- **EXCERPTED RECORDS**:
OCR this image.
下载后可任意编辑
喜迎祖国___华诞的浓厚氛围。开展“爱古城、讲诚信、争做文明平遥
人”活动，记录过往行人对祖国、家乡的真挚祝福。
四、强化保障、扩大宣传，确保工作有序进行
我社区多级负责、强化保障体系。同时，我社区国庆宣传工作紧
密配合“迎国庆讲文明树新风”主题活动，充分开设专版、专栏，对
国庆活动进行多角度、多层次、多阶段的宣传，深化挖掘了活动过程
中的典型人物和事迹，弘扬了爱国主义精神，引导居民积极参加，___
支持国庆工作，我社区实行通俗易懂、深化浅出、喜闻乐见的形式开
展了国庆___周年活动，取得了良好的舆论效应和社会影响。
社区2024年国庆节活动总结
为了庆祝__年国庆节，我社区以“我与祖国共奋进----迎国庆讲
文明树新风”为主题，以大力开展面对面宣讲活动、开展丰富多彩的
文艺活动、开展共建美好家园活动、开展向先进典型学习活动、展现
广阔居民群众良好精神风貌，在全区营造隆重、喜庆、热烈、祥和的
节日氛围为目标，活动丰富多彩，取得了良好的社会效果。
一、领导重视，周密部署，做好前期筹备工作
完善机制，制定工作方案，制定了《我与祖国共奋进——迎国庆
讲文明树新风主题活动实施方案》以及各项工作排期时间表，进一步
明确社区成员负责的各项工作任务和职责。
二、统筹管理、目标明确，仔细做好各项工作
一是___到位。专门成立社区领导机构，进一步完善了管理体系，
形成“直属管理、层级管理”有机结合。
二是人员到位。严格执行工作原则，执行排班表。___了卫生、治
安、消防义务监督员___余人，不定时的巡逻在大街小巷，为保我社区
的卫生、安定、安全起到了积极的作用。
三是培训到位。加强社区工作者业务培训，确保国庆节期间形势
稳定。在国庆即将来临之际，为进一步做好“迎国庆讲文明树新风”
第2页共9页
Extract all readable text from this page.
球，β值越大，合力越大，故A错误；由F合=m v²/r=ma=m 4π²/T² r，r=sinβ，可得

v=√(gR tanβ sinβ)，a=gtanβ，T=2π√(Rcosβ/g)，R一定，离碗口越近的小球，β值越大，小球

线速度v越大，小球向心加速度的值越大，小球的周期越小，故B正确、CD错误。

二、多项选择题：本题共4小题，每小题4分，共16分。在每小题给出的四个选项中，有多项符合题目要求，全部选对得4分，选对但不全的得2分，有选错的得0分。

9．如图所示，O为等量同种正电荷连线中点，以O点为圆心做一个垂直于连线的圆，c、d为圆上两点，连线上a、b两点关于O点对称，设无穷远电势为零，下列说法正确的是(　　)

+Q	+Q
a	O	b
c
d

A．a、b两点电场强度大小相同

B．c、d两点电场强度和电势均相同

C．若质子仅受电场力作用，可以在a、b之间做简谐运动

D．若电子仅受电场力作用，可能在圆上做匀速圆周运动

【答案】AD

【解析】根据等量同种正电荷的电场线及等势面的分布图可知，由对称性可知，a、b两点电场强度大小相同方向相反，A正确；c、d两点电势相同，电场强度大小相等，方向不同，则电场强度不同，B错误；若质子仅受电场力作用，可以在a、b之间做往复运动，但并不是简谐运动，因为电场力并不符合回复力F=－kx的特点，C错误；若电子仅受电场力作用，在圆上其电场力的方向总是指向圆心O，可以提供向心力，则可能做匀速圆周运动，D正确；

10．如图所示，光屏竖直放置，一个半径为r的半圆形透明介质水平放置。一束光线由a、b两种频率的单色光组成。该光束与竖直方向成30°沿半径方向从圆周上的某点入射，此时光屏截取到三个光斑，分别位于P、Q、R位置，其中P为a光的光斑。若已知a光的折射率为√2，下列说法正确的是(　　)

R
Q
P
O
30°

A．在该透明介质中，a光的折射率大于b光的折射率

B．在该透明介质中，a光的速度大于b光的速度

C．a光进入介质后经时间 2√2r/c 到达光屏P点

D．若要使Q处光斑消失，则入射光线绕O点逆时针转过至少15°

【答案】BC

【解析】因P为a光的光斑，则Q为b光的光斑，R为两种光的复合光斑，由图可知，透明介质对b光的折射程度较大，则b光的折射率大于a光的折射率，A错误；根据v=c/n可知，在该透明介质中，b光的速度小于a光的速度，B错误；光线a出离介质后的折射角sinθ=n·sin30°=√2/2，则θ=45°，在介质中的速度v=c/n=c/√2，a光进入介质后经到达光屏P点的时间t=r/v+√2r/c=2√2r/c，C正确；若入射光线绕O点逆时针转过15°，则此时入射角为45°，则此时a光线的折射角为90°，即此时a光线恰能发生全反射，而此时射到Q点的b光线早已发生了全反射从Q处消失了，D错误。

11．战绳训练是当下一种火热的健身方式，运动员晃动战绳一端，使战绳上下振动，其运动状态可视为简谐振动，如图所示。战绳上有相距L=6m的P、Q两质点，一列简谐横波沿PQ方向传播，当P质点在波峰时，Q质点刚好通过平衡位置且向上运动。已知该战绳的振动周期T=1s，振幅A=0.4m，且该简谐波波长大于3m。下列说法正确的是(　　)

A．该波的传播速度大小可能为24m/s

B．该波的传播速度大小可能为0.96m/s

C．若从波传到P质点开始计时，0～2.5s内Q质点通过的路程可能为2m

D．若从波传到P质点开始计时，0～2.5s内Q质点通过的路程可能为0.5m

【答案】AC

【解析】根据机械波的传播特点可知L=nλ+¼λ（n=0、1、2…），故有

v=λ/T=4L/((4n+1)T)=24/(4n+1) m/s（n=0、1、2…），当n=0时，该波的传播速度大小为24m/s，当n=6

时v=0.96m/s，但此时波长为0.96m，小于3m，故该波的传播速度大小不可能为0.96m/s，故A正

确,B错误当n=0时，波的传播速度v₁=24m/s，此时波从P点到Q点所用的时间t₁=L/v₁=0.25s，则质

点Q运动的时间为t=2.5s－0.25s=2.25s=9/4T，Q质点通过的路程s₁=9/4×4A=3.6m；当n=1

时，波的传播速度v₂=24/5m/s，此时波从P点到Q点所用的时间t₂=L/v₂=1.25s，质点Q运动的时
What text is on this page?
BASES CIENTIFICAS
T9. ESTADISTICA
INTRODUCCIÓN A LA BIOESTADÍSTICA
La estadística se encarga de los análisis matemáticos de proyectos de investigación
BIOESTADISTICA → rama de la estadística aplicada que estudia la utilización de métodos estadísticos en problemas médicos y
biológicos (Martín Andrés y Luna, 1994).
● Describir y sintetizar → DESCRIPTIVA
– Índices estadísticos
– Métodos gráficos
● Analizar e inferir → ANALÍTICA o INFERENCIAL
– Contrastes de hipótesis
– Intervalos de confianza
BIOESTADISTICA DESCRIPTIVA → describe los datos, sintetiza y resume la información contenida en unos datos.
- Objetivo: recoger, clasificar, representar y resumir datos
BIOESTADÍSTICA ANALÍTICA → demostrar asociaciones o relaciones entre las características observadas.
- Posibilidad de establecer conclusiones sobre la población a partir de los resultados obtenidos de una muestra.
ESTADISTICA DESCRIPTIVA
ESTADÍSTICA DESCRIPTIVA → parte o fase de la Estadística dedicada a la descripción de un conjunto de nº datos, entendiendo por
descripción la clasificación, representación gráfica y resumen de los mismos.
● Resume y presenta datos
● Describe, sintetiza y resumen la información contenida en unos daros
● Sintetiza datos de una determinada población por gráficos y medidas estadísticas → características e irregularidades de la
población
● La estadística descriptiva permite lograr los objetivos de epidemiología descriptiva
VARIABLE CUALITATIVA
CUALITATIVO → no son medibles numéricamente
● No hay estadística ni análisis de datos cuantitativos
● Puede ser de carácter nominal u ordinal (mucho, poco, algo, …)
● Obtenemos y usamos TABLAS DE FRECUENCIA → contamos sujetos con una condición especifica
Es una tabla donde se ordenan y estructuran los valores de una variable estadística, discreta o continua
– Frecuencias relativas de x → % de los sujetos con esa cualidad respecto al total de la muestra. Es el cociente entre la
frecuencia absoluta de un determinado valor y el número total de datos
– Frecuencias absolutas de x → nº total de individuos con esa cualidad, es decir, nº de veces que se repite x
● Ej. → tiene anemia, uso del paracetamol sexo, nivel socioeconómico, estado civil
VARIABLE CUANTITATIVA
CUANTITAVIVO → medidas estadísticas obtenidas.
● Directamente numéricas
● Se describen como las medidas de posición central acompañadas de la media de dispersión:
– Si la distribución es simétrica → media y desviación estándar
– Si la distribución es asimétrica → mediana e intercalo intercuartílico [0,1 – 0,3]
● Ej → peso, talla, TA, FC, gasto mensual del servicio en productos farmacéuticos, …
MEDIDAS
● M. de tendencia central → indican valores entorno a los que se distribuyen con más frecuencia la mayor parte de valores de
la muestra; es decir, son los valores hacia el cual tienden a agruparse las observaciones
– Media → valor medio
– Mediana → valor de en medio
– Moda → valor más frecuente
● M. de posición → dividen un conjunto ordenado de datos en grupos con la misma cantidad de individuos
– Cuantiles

- **TASK BRIEF**: Look above for every line with the word "sinβ" and copy it.

- **RESULT OF THIS TASK**:
球，β值越大，合力越大，故A错误；由F合=m v²/r=ma=m 4π²/T² r，r=sinβ，可得
v=√(gR tanβ sinβ)，a=gtanβ，T=2π√(Rcosβ/g)，R一定，离碗口越近的小球，β值越大，小球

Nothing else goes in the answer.